───── TASK DATA ─────
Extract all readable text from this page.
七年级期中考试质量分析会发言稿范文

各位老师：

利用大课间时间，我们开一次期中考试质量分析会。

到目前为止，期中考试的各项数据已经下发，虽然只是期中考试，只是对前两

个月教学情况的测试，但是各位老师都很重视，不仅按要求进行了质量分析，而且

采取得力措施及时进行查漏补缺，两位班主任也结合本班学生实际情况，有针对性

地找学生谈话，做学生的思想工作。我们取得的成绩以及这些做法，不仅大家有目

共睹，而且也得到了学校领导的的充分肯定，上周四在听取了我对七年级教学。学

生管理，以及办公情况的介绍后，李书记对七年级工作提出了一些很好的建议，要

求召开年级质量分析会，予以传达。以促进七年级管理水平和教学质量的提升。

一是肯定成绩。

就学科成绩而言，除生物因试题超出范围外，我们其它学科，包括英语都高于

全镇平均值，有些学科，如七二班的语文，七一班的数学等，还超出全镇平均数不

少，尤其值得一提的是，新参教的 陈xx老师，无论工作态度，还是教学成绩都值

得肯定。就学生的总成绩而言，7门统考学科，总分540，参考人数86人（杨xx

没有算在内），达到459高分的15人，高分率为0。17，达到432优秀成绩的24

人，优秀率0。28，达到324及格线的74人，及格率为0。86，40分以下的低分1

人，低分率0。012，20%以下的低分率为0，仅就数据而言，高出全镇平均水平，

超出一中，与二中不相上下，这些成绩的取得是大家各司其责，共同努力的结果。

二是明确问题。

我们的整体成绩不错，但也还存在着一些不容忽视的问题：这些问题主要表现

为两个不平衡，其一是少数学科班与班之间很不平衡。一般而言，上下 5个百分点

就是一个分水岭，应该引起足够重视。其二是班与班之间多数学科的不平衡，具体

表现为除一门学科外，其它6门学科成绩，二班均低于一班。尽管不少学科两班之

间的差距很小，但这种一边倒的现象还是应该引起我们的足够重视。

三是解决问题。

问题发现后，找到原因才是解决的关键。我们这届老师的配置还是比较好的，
─────
** WORK TO BE COMPLETED **
Copy all the records above exactly, missing none.

** EXERCISE RESULT **
Extract all readable text from this page.
七年级期中考试质量分析会发言稿范文

各位老师：

利用大课间时间，我们开一次期中考试质量分析会。

到目前为止，期中考试的各项数据已经下发，虽然只是期中考试，只是对前两

个月教学情况的测试，但是各位老师都很重视，不仅按要求进行了质量分析，而且

采取得力措施及时进行查漏补缺，两位班主任也结合本班学生实际情况，有针对性

地找学生谈话，做学生的思想工作。我们取得的成绩以及这些做法，不仅大家有目

共睹，而且也得到了学校领导的的充分肯定，上周四在听取了我对七年级教学。学

生管理，以及办公情况的介绍后，李书记对七年级工作提出了一些很好的建议，要

求召开年级质量分析会，予以传达。以促进七年级管理水平和教学质量的提升。

一是肯定成绩。

就学科成绩而言，除生物因试题超出范围外，我们其它学科，包括英语都高于

全镇平均值，有些学科，如七二班的语文，七一班的数学等，还超出全镇平均数不

少，尤其值得一提的是，新参教的 陈xx老师，无论工作态度，还是教学成绩都值

得肯定。就学生的总成绩而言，7门统考学科，总分540，参考人数86人（杨xx

没有算在内），达到459高分的15人，高分率为0。17，达到432优秀成绩的24

人，优秀率0。28，达到324及格线的74人，及格率为0。86，40分以下的低分1

人，低分率0。012，20%以下的低分率为0，仅就数据而言，高出全镇平均水平，

超出一中，与二中不相上下，这些成绩的取得是大家各司其责，共同努力的结果。

二是明确问题。

我们的整体成绩不错，但也还存在着一些不容忽视的问题：这些问题主要表现

为两个不平衡，其一是少数学科班与班之间很不平衡。一般而言，上下 5个百分点

就是一个分水岭，应该引起足够重视。其二是班与班之间多数学科的不平衡，具体

表现为除一门学科外，其它6门学科成绩，二班均低于一班。尽管不少学科两班之

间的差距很小，但这种一边倒的现象还是应该引起我们的足够重视。

三是解决问题。

问题发现后，找到原因才是解决的关键。我们这届老师的配置还是比较好的，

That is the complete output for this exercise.